Exercise goal:
Print every entry, word for word, and skip the images.

[Dataset items]
============

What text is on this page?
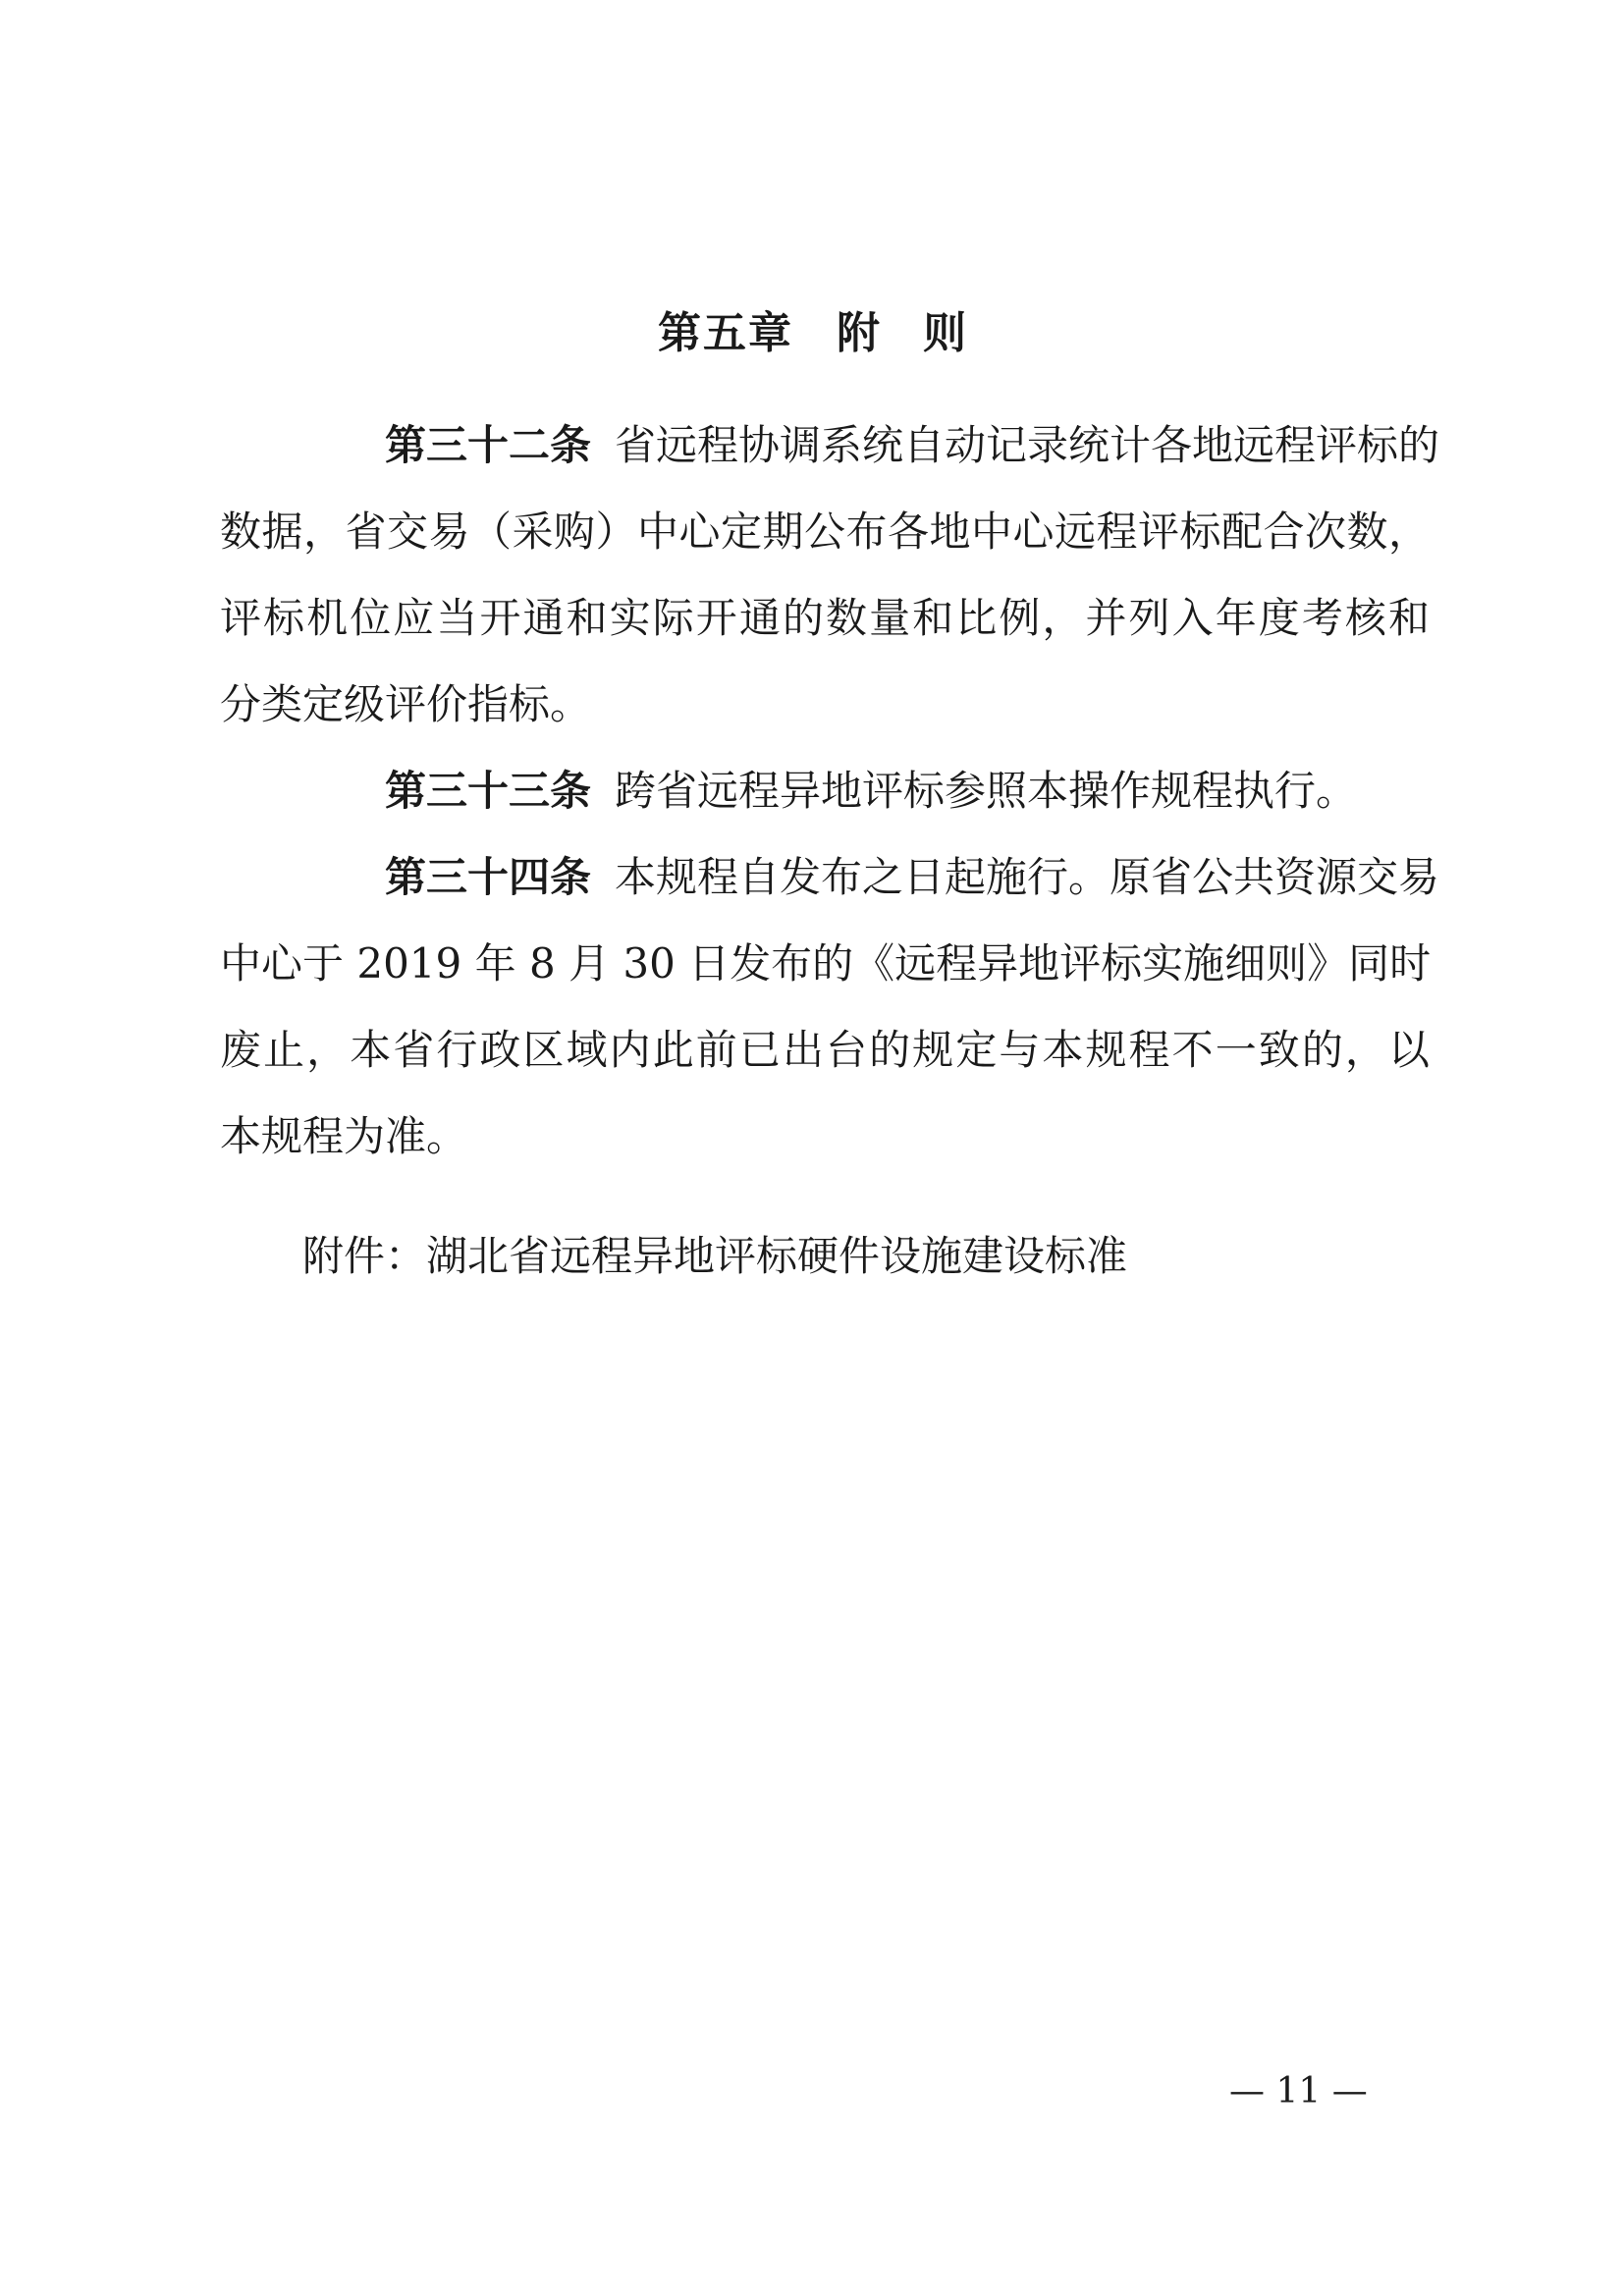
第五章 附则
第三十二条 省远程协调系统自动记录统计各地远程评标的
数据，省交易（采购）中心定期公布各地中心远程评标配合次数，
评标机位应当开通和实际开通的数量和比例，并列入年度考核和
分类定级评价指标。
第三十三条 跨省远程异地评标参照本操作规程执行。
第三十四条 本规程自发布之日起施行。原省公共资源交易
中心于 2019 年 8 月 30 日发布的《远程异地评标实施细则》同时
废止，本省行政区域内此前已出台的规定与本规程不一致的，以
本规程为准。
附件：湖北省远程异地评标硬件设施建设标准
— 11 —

============

Task output:
What text is on this page?
第五章 附则
第三十二条 省远程协调系统自动记录统计各地远程评标的
数据，省交易（采购）中心定期公布各地中心远程评标配合次数，
评标机位应当开通和实际开通的数量和比例，并列入年度考核和
分类定级评价指标。
第三十三条 跨省远程异地评标参照本操作规程执行。
第三十四条 本规程自发布之日起施行。原省公共资源交易
中心于 2019 年 8 月 30 日发布的《远程异地评标实施细则》同时
废止，本省行政区域内此前已出台的规定与本规程不一致的，以
本规程为准。
附件：湖北省远程异地评标硬件设施建设标准
— 11 —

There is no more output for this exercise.